▸ **Task brief**
Write out the full set of records below exactly.

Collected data
════

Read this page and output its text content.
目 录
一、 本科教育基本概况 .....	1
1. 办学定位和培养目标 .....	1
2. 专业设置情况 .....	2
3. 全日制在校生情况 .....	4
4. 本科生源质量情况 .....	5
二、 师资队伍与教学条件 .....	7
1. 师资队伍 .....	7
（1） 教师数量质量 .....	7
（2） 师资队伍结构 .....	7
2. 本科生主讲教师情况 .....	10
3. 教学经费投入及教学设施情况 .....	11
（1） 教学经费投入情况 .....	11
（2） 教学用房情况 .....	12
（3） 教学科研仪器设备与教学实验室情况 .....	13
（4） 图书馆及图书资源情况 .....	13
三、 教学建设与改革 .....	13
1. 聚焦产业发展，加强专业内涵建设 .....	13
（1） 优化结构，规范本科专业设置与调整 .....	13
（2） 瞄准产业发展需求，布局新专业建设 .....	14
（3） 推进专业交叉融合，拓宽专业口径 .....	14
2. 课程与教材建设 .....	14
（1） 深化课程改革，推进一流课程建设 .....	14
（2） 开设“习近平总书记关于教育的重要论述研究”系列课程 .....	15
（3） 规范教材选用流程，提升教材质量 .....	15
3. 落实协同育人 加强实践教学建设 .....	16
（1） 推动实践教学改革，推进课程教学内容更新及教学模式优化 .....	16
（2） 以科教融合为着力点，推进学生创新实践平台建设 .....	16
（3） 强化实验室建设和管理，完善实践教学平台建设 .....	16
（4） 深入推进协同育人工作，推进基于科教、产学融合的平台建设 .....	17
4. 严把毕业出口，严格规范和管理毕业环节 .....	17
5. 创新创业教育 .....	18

════

▸ **Answer to the task**
Read this page and output its text content.
目 录
一、 本科教育基本概况 .....	1
1. 办学定位和培养目标 .....	1
2. 专业设置情况 .....	2
3. 全日制在校生情况 .....	4
4. 本科生源质量情况 .....	5
二、 师资队伍与教学条件 .....	7
1. 师资队伍 .....	7
（1） 教师数量质量 .....	7
（2） 师资队伍结构 .....	7
2. 本科生主讲教师情况 .....	10
3. 教学经费投入及教学设施情况 .....	11
（1） 教学经费投入情况 .....	11
（2） 教学用房情况 .....	12
（3） 教学科研仪器设备与教学实验室情况 .....	13
（4） 图书馆及图书资源情况 .....	13
三、 教学建设与改革 .....	13
1. 聚焦产业发展，加强专业内涵建设 .....	13
（1） 优化结构，规范本科专业设置与调整 .....	13
（2） 瞄准产业发展需求，布局新专业建设 .....	14
（3） 推进专业交叉融合，拓宽专业口径 .....	14
2. 课程与教材建设 .....	14
（1） 深化课程改革，推进一流课程建设 .....	14
（2） 开设“习近平总书记关于教育的重要论述研究”系列课程 .....	15
（3） 规范教材选用流程，提升教材质量 .....	15
3. 落实协同育人 加强实践教学建设 .....	16
（1） 推动实践教学改革，推进课程教学内容更新及教学模式优化 .....	16
（2） 以科教融合为着力点，推进学生创新实践平台建设 .....	16
（3） 强化实验室建设和管理，完善实践教学平台建设 .....	16
（4） 深入推进协同育人工作，推进基于科教、产学融合的平台建设 .....	17
4. 严把毕业出口，严格规范和管理毕业环节 .....	17
5. 创新创业教育 .....	18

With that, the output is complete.